_YOUR GOAL:_ Every line that holds "мачты" should be shown.

_LISTED RECORDS:_
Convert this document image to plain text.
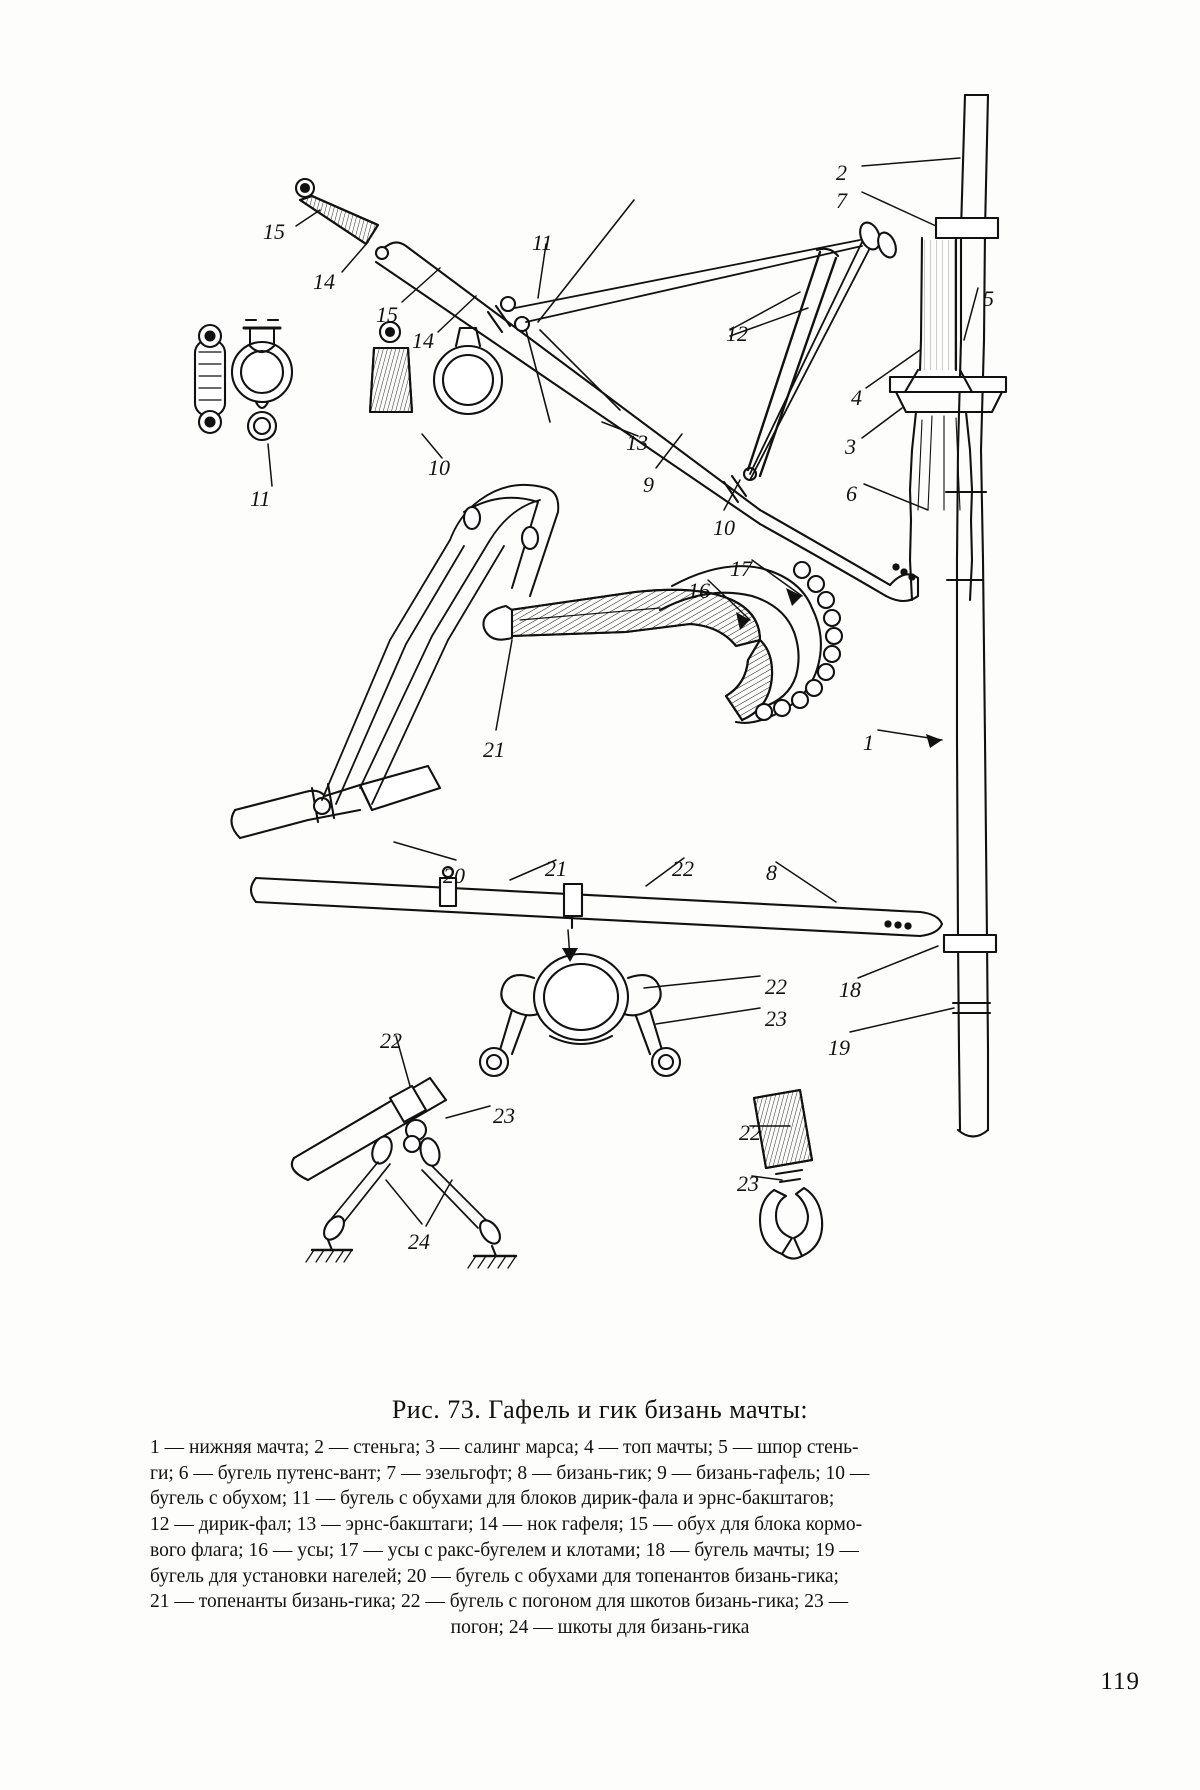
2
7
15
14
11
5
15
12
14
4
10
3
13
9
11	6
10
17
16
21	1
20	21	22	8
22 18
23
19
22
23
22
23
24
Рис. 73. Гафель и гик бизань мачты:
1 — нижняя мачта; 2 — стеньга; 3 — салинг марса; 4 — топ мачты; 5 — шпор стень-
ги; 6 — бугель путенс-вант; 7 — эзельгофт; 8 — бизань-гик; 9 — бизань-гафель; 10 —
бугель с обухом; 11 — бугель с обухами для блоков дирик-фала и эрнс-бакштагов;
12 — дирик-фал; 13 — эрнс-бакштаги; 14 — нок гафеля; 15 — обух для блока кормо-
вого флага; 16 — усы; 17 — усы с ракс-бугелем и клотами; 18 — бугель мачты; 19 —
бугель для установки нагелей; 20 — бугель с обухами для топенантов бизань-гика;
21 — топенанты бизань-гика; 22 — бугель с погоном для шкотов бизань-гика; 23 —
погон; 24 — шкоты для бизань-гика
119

* * *

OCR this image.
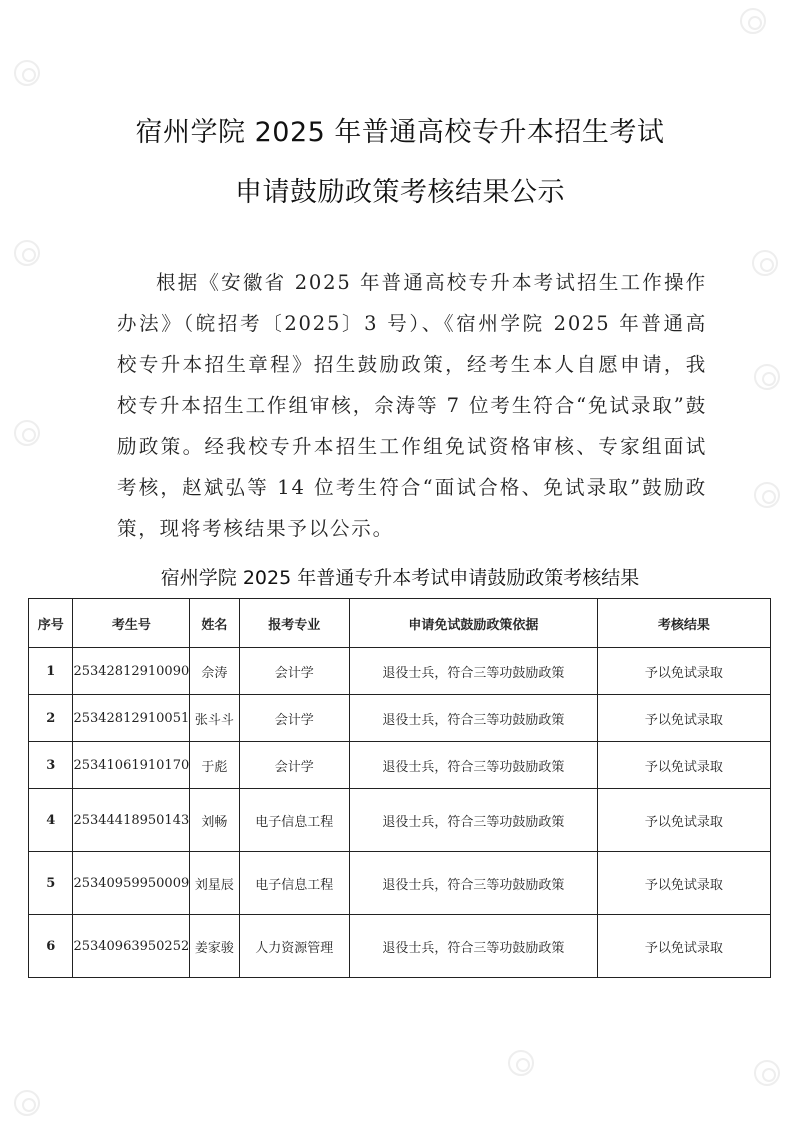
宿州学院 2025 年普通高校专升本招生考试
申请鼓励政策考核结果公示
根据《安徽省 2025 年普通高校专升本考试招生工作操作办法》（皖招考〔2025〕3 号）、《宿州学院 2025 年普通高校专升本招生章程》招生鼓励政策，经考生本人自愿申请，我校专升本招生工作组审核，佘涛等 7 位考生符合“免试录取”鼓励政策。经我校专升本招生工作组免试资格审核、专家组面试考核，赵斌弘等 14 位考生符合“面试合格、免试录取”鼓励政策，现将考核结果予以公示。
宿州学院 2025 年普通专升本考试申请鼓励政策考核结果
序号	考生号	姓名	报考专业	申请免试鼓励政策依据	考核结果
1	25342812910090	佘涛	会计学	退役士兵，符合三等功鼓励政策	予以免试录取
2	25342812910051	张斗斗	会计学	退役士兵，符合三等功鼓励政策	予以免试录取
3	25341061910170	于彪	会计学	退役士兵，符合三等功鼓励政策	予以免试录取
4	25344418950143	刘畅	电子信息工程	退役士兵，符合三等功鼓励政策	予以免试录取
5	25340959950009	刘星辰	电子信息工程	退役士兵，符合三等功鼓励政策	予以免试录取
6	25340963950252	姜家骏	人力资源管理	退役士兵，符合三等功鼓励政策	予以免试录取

_SOLUTION TO THIS PROBLEM:_
Рис. 73. Гафель и гик бизань мачты:
1 — нижняя мачта; 2 — стеньга; 3 — салинг марса; 4 — топ мачты; 5 — шпор стень-
вого флага; 16 — усы; 17 — усы с ракс-бугелем и клотами; 18 — бугель мачты; 19 —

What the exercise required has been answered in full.